-- start of DATA SHOWN --

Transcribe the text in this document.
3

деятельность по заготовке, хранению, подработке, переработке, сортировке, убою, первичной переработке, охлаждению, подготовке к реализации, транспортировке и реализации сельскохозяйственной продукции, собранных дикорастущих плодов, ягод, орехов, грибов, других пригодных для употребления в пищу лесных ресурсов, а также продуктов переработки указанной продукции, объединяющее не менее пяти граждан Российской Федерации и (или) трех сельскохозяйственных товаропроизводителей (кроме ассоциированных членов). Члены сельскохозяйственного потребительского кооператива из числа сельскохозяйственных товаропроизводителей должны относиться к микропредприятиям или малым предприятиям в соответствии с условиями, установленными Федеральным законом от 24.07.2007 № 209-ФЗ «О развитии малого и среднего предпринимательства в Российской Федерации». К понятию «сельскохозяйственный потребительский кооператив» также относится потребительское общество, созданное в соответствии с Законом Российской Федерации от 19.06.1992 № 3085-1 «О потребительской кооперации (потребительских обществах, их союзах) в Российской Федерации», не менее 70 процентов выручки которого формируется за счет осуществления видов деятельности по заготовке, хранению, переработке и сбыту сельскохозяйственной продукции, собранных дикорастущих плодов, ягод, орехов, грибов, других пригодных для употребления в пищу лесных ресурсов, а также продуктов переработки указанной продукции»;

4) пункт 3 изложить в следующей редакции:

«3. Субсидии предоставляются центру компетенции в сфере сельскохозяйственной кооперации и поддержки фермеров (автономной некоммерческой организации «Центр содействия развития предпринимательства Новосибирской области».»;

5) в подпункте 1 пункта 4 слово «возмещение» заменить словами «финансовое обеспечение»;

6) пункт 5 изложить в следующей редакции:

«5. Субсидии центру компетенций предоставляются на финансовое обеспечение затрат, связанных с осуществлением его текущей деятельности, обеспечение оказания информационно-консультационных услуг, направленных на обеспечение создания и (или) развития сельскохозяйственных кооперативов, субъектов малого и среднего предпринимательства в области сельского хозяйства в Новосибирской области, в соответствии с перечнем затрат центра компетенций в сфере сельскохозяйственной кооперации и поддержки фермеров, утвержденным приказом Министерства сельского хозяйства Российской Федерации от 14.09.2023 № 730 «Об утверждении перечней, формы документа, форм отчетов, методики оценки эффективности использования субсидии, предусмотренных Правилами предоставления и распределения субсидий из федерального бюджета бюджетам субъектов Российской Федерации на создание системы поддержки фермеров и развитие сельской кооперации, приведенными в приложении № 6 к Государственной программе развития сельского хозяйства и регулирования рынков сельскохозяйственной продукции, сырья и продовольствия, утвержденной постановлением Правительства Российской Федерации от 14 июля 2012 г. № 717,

-- end of DATA SHOWN --

* [TASK TO COMPLETE]
Your task is to transcribe the listing above in full, exactly as given.

* [WORKED ANSWER]
Transcribe the text in this document.
3

деятельность по заготовке, хранению, подработке, переработке, сортировке, убою, первичной переработке, охлаждению, подготовке к реализации, транспортировке и реализации сельскохозяйственной продукции, собранных дикорастущих плодов, ягод, орехов, грибов, других пригодных для употребления в пищу лесных ресурсов, а также продуктов переработки указанной продукции, объединяющее не менее пяти граждан Российской Федерации и (или) трех сельскохозяйственных товаропроизводителей (кроме ассоциированных членов). Члены сельскохозяйственного потребительского кооператива из числа сельскохозяйственных товаропроизводителей должны относиться к микропредприятиям или малым предприятиям в соответствии с условиями, установленными Федеральным законом от 24.07.2007 № 209-ФЗ «О развитии малого и среднего предпринимательства в Российской Федерации». К понятию «сельскохозяйственный потребительский кооператив» также относится потребительское общество, созданное в соответствии с Законом Российской Федерации от 19.06.1992 № 3085-1 «О потребительской кооперации (потребительских обществах, их союзах) в Российской Федерации», не менее 70 процентов выручки которого формируется за счет осуществления видов деятельности по заготовке, хранению, переработке и сбыту сельскохозяйственной продукции, собранных дикорастущих плодов, ягод, орехов, грибов, других пригодных для употребления в пищу лесных ресурсов, а также продуктов переработки указанной продукции»;

4) пункт 3 изложить в следующей редакции:

«3. Субсидии предоставляются центру компетенции в сфере сельскохозяйственной кооперации и поддержки фермеров (автономной некоммерческой организации «Центр содействия развития предпринимательства Новосибирской области».»;

5) в подпункте 1 пункта 4 слово «возмещение» заменить словами «финансовое обеспечение»;

6) пункт 5 изложить в следующей редакции:

«5. Субсидии центру компетенций предоставляются на финансовое обеспечение затрат, связанных с осуществлением его текущей деятельности, обеспечение оказания информационно-консультационных услуг, направленных на обеспечение создания и (или) развития сельскохозяйственных кооперативов, субъектов малого и среднего предпринимательства в области сельского хозяйства в Новосибирской области, в соответствии с перечнем затрат центра компетенций в сфере сельскохозяйственной кооперации и поддержки фермеров, утвержденным приказом Министерства сельского хозяйства Российской Федерации от 14.09.2023 № 730 «Об утверждении перечней, формы документа, форм отчетов, методики оценки эффективности использования субсидии, предусмотренных Правилами предоставления и распределения субсидий из федерального бюджета бюджетам субъектов Российской Федерации на создание системы поддержки фермеров и развитие сельской кооперации, приведенными в приложении № 6 к Государственной программе развития сельского хозяйства и регулирования рынков сельскохозяйственной продукции, сырья и продовольствия, утвержденной постановлением Правительства Российской Федерации от 14 июля 2012 г. № 717,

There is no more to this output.